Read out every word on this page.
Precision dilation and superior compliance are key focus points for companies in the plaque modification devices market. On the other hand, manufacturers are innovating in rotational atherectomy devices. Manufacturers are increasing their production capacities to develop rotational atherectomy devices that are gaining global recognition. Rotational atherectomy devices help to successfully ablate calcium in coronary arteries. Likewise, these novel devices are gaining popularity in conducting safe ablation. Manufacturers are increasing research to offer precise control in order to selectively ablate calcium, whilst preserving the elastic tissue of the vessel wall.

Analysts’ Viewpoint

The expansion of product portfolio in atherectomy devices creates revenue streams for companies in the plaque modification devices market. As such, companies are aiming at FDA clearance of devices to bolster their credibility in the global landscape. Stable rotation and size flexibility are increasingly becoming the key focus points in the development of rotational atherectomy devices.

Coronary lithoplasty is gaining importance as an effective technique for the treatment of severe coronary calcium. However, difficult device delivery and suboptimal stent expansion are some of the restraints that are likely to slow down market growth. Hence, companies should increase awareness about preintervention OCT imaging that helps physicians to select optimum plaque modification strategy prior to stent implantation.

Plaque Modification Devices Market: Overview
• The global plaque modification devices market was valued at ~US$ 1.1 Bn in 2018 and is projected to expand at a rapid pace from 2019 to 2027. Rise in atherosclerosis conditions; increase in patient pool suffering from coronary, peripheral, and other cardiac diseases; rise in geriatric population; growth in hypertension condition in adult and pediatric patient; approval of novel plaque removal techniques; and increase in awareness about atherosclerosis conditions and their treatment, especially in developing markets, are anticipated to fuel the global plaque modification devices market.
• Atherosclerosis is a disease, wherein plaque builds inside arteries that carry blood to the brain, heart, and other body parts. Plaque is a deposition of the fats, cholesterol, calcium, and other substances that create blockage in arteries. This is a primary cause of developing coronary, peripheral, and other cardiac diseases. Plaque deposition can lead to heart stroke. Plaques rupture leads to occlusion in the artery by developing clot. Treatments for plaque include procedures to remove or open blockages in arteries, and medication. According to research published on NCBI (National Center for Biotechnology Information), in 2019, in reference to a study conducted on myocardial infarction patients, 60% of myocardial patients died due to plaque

+ + + +

§ **WHAT YOU ARE ASKED TO DO**
Copy out all of the lines above exactly.

§ **EXPECTED ANSWER**
Read out every word on this page.
Precision dilation and superior compliance are key focus points for companies in the plaque modification devices market. On the other hand, manufacturers are innovating in rotational atherectomy devices. Manufacturers are increasing their production capacities to develop rotational atherectomy devices that are gaining global recognition. Rotational atherectomy devices help to successfully ablate calcium in coronary arteries. Likewise, these novel devices are gaining popularity in conducting safe ablation. Manufacturers are increasing research to offer precise control in order to selectively ablate calcium, whilst preserving the elastic tissue of the vessel wall.

Analysts’ Viewpoint

The expansion of product portfolio in atherectomy devices creates revenue streams for companies in the plaque modification devices market. As such, companies are aiming at FDA clearance of devices to bolster their credibility in the global landscape. Stable rotation and size flexibility are increasingly becoming the key focus points in the development of rotational atherectomy devices.

Coronary lithoplasty is gaining importance as an effective technique for the treatment of severe coronary calcium. However, difficult device delivery and suboptimal stent expansion are some of the restraints that are likely to slow down market growth. Hence, companies should increase awareness about preintervention OCT imaging that helps physicians to select optimum plaque modification strategy prior to stent implantation.

Plaque Modification Devices Market: Overview
• The global plaque modification devices market was valued at ~US$ 1.1 Bn in 2018 and is projected to expand at a rapid pace from 2019 to 2027. Rise in atherosclerosis conditions; increase in patient pool suffering from coronary, peripheral, and other cardiac diseases; rise in geriatric population; growth in hypertension condition in adult and pediatric patient; approval of novel plaque removal techniques; and increase in awareness about atherosclerosis conditions and their treatment, especially in developing markets, are anticipated to fuel the global plaque modification devices market.
• Atherosclerosis is a disease, wherein plaque builds inside arteries that carry blood to the brain, heart, and other body parts. Plaque is a deposition of the fats, cholesterol, calcium, and other substances that create blockage in arteries. This is a primary cause of developing coronary, peripheral, and other cardiac diseases. Plaque deposition can lead to heart stroke. Plaques rupture leads to occlusion in the artery by developing clot. Treatments for plaque include procedures to remove or open blockages in arteries, and medication. According to research published on NCBI (National Center for Biotechnology Information), in 2019, in reference to a study conducted on myocardial infarction patients, 60% of myocardial patients died due to plaque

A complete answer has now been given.